Go through the lines below. Copy those with "Multichip".

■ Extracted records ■
▽

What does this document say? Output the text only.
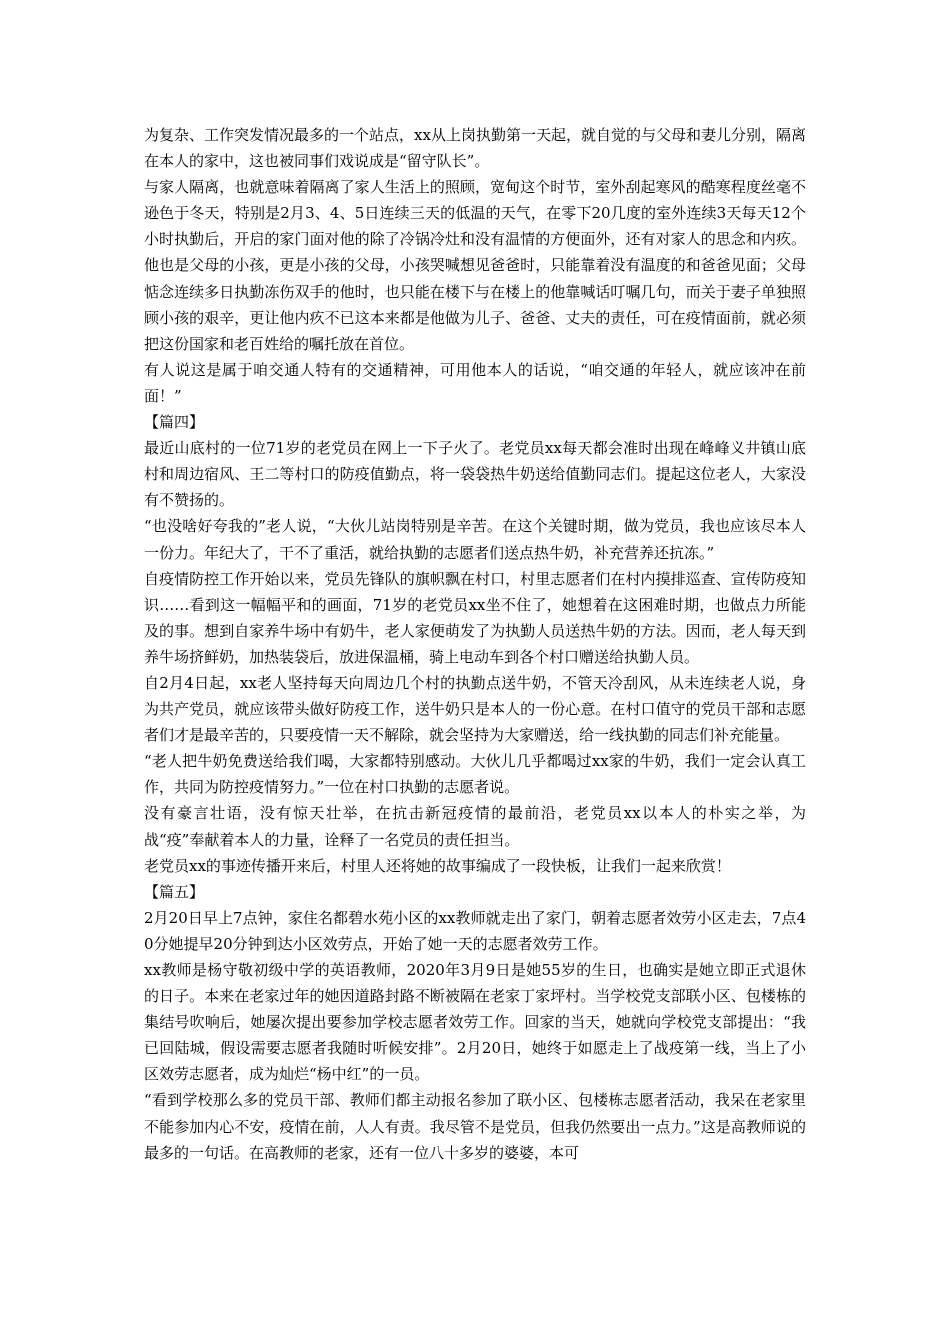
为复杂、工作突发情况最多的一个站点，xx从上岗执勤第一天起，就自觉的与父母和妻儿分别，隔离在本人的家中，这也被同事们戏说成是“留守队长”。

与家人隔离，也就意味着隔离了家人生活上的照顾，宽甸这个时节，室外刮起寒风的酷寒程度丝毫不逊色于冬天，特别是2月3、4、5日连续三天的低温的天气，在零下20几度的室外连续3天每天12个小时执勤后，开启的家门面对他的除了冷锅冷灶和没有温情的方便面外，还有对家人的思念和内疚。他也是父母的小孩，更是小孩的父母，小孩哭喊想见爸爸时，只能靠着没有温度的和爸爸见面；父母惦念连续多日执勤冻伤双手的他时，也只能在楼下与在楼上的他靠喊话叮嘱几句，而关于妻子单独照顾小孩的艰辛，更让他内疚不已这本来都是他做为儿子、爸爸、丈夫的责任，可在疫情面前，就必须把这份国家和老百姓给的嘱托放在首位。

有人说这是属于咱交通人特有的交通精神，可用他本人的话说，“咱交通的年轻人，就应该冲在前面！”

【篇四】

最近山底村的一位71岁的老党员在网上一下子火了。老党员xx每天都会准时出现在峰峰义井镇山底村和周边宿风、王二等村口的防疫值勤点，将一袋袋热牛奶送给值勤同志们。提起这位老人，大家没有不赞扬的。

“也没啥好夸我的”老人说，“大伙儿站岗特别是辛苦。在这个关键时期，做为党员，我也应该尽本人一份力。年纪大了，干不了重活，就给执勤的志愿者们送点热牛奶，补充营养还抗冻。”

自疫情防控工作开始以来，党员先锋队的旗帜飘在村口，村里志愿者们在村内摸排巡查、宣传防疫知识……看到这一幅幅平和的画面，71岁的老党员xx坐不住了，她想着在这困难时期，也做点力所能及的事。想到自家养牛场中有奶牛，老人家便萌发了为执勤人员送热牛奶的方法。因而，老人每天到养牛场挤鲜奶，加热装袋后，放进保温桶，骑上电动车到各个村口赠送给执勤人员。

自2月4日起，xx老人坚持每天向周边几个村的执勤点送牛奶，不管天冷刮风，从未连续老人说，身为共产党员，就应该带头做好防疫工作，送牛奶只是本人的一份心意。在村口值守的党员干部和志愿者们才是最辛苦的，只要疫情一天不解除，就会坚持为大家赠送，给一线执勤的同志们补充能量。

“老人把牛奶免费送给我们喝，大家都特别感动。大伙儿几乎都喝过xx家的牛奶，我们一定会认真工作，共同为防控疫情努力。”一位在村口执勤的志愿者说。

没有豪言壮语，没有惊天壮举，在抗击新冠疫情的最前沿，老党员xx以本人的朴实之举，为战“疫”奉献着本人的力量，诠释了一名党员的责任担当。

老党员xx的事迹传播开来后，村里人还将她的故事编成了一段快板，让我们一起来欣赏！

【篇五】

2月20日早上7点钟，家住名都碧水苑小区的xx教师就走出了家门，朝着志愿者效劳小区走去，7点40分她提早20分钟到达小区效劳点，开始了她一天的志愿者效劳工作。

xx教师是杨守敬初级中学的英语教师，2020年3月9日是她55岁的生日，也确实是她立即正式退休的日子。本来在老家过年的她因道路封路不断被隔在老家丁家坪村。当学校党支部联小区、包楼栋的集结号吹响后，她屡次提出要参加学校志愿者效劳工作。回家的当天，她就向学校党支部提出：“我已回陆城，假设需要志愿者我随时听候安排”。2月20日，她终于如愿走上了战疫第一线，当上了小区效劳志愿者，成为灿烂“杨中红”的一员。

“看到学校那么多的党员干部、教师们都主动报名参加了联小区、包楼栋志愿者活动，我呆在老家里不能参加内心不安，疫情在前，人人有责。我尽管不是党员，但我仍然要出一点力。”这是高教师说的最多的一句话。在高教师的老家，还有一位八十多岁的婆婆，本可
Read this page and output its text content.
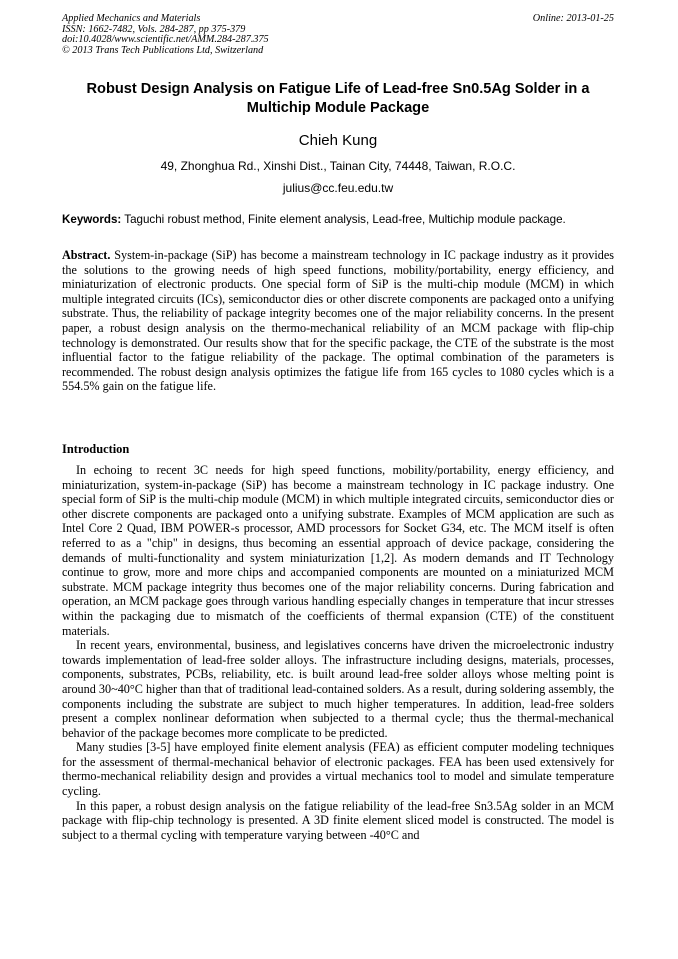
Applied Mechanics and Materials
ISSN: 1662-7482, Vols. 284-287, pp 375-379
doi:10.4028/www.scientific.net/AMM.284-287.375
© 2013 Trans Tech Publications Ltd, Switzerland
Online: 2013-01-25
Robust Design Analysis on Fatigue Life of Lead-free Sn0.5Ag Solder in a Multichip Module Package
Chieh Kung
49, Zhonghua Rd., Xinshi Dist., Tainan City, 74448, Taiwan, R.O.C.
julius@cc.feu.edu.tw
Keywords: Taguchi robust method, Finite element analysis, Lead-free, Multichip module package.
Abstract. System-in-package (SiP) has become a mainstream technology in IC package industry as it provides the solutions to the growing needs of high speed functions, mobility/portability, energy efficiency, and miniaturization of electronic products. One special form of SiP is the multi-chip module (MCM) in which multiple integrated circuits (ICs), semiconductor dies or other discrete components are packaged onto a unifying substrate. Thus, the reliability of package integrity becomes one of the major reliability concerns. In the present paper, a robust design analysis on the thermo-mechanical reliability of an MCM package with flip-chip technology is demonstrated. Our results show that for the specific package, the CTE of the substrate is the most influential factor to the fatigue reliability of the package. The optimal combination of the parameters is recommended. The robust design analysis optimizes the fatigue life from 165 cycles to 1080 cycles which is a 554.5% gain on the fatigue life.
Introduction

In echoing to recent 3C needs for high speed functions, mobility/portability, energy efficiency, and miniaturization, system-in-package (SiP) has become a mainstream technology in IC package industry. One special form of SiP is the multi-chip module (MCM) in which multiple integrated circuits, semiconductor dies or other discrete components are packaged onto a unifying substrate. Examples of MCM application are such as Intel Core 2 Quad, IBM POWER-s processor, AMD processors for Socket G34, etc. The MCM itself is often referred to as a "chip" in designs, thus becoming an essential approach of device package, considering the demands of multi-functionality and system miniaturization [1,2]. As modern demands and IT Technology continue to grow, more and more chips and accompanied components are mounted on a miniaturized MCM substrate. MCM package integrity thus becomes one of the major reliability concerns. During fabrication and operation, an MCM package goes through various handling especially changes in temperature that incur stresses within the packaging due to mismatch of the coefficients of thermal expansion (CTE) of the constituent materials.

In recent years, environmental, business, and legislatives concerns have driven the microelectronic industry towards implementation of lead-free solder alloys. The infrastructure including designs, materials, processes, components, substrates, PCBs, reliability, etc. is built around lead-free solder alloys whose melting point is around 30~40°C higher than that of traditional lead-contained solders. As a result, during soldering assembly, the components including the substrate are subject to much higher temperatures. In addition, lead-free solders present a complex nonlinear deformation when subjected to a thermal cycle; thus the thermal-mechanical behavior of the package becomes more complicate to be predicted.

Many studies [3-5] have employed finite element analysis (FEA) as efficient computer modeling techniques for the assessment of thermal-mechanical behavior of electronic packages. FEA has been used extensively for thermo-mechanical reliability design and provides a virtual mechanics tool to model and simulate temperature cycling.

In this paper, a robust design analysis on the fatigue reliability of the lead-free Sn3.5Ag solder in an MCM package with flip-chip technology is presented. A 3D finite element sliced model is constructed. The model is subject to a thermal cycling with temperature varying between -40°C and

△

■ Reply to the task ■
Robust Design Analysis on Fatigue Life of Lead-free Sn0.5Ag Solder in a Multichip Module Package
Keywords: Taguchi robust method, Finite element analysis, Lead-free, Multichip module package.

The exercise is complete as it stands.